# [MATERIAL TO PROCESS]

++++++++++++++++++++

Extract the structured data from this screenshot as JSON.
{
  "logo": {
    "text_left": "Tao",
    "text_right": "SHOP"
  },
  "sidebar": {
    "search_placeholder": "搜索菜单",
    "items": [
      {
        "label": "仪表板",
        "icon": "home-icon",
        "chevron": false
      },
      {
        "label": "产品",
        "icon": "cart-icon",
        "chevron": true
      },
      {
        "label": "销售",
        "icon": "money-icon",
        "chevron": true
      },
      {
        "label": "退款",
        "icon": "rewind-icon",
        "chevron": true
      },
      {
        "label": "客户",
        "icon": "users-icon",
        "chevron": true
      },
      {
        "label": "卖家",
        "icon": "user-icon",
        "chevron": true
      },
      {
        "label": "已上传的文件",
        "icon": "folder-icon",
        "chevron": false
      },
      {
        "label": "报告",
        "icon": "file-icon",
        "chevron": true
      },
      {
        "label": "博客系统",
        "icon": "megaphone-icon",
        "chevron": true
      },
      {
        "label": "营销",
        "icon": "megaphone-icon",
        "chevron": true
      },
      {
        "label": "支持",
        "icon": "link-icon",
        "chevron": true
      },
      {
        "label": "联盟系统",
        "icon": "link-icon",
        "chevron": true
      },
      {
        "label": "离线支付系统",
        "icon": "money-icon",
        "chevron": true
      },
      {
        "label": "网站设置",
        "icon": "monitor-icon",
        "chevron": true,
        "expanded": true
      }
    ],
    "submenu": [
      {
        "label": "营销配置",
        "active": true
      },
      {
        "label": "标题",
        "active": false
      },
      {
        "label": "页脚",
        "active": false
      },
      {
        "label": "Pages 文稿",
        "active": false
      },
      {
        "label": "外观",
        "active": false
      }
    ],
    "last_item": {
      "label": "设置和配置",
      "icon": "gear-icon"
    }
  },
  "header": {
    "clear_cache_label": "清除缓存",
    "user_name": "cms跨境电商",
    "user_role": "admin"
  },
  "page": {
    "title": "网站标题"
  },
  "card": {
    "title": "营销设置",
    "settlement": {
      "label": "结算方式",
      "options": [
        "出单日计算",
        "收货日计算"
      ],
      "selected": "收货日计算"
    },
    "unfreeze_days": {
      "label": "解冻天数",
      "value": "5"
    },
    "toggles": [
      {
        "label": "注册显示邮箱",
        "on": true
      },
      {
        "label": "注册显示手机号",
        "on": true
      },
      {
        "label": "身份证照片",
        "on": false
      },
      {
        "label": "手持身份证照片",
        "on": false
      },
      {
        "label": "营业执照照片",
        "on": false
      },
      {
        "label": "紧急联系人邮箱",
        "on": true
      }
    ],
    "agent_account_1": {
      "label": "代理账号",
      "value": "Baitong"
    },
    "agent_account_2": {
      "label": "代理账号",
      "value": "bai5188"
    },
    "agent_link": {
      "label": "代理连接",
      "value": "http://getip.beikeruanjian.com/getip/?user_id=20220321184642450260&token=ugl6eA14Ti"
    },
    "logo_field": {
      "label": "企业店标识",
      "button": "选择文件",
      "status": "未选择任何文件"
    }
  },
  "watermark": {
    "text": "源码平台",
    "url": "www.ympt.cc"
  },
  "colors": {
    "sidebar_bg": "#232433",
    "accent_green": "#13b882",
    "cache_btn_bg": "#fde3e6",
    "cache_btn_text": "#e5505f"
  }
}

++++++++++++++++++++

# [YOUR INSTRUCTIONS]
Please quote every record above exactly as it appears.

# [OUTPUT FOR THIS EXERCISE]
Extract the structured data from this screenshot as JSON.
{
  "logo": {
    "text_left": "Tao",
    "text_right": "SHOP"
  },
  "sidebar": {
    "search_placeholder": "搜索菜单",
    "items": [
      {
        "label": "仪表板",
        "icon": "home-icon",
        "chevron": false
      },
      {
        "label": "产品",
        "icon": "cart-icon",
        "chevron": true
      },
      {
        "label": "销售",
        "icon": "money-icon",
        "chevron": true
      },
      {
        "label": "退款",
        "icon": "rewind-icon",
        "chevron": true
      },
      {
        "label": "客户",
        "icon": "users-icon",
        "chevron": true
      },
      {
        "label": "卖家",
        "icon": "user-icon",
        "chevron": true
      },
      {
        "label": "已上传的文件",
        "icon": "folder-icon",
        "chevron": false
      },
      {
        "label": "报告",
        "icon": "file-icon",
        "chevron": true
      },
      {
        "label": "博客系统",
        "icon": "megaphone-icon",
        "chevron": true
      },
      {
        "label": "营销",
        "icon": "megaphone-icon",
        "chevron": true
      },
      {
        "label": "支持",
        "icon": "link-icon",
        "chevron": true
      },
      {
        "label": "联盟系统",
        "icon": "link-icon",
        "chevron": true
      },
      {
        "label": "离线支付系统",
        "icon": "money-icon",
        "chevron": true
      },
      {
        "label": "网站设置",
        "icon": "monitor-icon",
        "chevron": true,
        "expanded": true
      }
    ],
    "submenu": [
      {
        "label": "营销配置",
        "active": true
      },
      {
        "label": "标题",
        "active": false
      },
      {
        "label": "页脚",
        "active": false
      },
      {
        "label": "Pages 文稿",
        "active": false
      },
      {
        "label": "外观",
        "active": false
      }
    ],
    "last_item": {
      "label": "设置和配置",
      "icon": "gear-icon"
    }
  },
  "header": {
    "clear_cache_label": "清除缓存",
    "user_name": "cms跨境电商",
    "user_role": "admin"
  },
  "page": {
    "title": "网站标题"
  },
  "card": {
    "title": "营销设置",
    "settlement": {
      "label": "结算方式",
      "options": [
        "出单日计算",
        "收货日计算"
      ],
      "selected": "收货日计算"
    },
    "unfreeze_days": {
      "label": "解冻天数",
      "value": "5"
    },
    "toggles": [
      {
        "label": "注册显示邮箱",
        "on": true
      },
      {
        "label": "注册显示手机号",
        "on": true
      },
      {
        "label": "身份证照片",
        "on": false
      },
      {
        "label": "手持身份证照片",
        "on": false
      },
      {
        "label": "营业执照照片",
        "on": false
      },
      {
        "label": "紧急联系人邮箱",
        "on": true
      }
    ],
    "agent_account_1": {
      "label": "代理账号",
      "value": "Baitong"
    },
    "agent_account_2": {
      "label": "代理账号",
      "value": "bai5188"
    },
    "agent_link": {
      "label": "代理连接",
      "value": "http://getip.beikeruanjian.com/getip/?user_id=20220321184642450260&token=ugl6eA14Ti"
    },
    "logo_field": {
      "label": "企业店标识",
      "button": "选择文件",
      "status": "未选择任何文件"
    }
  },
  "watermark": {
    "text": "源码平台",
    "url": "www.ympt.cc"
  },
  "colors": {
    "sidebar_bg": "#232433",
    "accent_green": "#13b882",
    "cache_btn_bg": "#fde3e6",
    "cache_btn_text": "#e5505f"
  }
}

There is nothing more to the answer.